## Required actions
A: In the construction law reflection, rewrite the paragraph that begins "The OBA has asked me" as a short bulleted list that keeps its main facts.
B: Answer these from the construction law reflection, one line each:
(i) In what year was the writer admitted to the bar?
(ii) Who is named as the writer's favourite business writer?
(iii) In how many stanzas is the forward-looking reflection offered?
C: From the construction law reflection, copy word for word the passage that begins at the words "The OBA has" and stops after "a solo performance.".
┌─ Excerpt provided
Reflections Upon a Career in Construction Law: Five Easy Pieces

  • January 07, 2025
  • Geza Banfai, counsel, McMillan LLP

The OBA has asked me to reflect upon my career and perhaps offer some advice along the way. It’s a privilege doing this, earned if for no other reason than my longevity. I was admitted to the bar in 1978 and have been practicing construction law since 1979. That span of time has permitted some successes, although I can think of none which might have come about without the help and support of a great many caring people to whom I am forever grateful. Success in the law, as in most everything else, is not a solo performance.

Not least among the many changes along the way has been the emergence of construction law itself as a standalone area of practice. Even large firms, traditionally supported by their corporate departments, have accepted their construction law practitioners albeit with the occasional touch of envy. Construction lawyers really do have more fun, after all.

Rather than recite the many changes over the last 45 years, I propose to do something different. I am in that awkward place occupied by any senior practitioner: A feeling of being left behind, especially when it comes to skill with technology, while at the same time aware of an ever-expanding horizon not yet sensed by our younger colleagues. As my favourite business writer, Charles Handy, once put it: You can only see forward as far as you can look back. So I offer this forward-looking reflection in five stanzas in the hope that it might do some good.
└─
┌─ Supplied material
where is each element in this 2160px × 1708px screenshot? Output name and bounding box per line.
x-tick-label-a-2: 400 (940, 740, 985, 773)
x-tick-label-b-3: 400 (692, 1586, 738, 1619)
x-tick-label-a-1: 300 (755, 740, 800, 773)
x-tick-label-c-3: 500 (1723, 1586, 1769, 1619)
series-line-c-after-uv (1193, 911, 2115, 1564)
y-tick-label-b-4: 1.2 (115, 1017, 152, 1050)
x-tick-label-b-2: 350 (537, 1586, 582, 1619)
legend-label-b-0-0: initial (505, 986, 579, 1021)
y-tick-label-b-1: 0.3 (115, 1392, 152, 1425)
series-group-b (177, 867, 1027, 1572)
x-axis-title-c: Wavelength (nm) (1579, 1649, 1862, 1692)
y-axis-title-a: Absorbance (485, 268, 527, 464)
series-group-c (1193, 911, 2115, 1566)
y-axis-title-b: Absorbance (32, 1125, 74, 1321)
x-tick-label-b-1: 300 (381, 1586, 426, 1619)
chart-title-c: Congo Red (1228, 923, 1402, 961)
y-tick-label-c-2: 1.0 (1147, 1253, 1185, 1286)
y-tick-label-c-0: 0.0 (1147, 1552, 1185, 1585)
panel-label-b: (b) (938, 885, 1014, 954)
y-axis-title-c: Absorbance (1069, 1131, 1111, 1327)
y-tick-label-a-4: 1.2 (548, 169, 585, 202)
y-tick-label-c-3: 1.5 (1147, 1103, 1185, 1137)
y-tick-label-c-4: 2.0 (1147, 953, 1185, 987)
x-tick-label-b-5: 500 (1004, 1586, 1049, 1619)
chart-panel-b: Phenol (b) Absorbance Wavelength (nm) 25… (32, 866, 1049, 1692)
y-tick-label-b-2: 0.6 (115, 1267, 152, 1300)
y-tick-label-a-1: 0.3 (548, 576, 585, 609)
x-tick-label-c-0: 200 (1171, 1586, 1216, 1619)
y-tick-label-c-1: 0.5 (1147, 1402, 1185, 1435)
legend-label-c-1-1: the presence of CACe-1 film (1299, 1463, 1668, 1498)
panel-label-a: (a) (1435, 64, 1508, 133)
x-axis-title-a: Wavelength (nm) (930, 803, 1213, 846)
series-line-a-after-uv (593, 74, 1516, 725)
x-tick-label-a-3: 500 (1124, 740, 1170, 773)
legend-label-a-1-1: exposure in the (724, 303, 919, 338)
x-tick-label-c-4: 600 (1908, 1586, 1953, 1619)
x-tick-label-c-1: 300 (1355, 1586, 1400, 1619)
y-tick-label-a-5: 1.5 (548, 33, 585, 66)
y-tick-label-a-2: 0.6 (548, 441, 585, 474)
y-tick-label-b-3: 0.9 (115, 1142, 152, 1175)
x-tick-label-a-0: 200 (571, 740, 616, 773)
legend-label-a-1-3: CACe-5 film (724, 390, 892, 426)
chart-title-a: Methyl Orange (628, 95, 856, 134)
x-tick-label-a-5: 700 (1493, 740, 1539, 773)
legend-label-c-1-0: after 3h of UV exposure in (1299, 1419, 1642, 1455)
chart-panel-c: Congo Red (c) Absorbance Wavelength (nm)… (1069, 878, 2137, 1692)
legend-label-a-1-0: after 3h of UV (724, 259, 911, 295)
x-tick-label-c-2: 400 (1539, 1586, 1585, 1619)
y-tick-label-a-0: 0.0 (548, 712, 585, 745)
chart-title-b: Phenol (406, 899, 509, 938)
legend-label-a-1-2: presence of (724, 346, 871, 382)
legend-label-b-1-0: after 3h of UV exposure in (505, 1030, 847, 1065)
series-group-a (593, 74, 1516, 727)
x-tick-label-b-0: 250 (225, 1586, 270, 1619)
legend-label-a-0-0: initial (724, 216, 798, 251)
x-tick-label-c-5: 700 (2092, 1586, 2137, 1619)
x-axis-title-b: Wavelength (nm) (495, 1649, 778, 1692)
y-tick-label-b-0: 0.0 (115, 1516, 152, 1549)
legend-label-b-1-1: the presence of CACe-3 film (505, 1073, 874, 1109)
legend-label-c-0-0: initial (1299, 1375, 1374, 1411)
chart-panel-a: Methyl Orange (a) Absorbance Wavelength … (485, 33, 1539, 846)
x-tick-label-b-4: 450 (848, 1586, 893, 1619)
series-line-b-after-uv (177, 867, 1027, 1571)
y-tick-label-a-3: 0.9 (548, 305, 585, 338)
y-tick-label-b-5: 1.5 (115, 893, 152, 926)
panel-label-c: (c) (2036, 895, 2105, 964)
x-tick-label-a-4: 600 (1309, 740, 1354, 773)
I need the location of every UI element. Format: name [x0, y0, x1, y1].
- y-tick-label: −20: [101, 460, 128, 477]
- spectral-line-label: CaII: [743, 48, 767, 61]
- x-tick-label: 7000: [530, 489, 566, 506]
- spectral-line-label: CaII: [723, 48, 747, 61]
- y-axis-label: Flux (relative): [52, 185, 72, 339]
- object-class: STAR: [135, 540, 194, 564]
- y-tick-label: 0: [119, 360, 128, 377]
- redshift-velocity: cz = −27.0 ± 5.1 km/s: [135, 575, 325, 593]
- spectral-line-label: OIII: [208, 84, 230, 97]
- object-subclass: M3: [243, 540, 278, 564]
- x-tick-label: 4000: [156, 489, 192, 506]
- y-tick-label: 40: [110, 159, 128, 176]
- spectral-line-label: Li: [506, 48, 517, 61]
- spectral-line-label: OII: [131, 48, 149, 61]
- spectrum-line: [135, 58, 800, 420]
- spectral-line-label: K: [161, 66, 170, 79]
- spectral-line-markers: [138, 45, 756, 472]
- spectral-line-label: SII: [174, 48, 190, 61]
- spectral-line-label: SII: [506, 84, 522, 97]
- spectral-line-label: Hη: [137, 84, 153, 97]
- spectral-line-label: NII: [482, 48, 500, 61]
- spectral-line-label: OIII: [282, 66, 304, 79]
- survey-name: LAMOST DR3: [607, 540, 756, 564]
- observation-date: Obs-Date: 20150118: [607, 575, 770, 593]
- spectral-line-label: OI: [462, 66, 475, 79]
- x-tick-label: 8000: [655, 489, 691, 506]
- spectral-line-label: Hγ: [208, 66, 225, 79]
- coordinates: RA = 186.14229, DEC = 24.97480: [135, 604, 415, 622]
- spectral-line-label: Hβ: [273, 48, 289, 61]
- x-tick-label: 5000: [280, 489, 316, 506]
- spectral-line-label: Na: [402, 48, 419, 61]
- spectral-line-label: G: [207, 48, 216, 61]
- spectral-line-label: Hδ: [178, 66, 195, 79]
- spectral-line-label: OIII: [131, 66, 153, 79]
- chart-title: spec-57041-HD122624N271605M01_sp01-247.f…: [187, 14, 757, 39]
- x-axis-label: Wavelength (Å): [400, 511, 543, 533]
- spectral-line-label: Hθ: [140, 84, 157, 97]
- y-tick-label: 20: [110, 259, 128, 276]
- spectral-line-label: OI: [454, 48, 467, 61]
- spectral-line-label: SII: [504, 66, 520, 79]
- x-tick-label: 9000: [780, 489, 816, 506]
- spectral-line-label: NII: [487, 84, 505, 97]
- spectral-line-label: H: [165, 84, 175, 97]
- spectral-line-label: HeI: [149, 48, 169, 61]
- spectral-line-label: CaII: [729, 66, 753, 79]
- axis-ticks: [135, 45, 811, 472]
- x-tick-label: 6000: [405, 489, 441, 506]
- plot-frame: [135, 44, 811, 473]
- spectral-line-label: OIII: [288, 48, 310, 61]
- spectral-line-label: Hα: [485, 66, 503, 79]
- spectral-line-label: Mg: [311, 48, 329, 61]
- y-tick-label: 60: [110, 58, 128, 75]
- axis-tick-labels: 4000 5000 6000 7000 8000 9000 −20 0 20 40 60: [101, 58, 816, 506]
└─
## Answers
A:
- The OBA asked the writer to reflect on a career and offer some advice.
- The writer calls this a privilege, earned at least by longevity.
- Admitted to the bar in 1978; practicing construction law since 1979.
- Every success over that span came with the help and support of many caring people.
- Success in law, as in most things, is not a solo performance.

B:
(i) 1978
(ii) Charles Handy
(iii) Five

C:
The OBA has asked me to reflect upon my career and perhaps offer some advice along the way. It’s a privilege doing this, earned if for no other reason than my longevity. I was admitted to the bar in 1978 and have been practicing construction law since 1979. That span of time has permitted some successes, although I can think of none which might have come about without the help and support of a great many caring people to whom I am forever grateful. Success in the law, as in most everything else, is not a solo performance.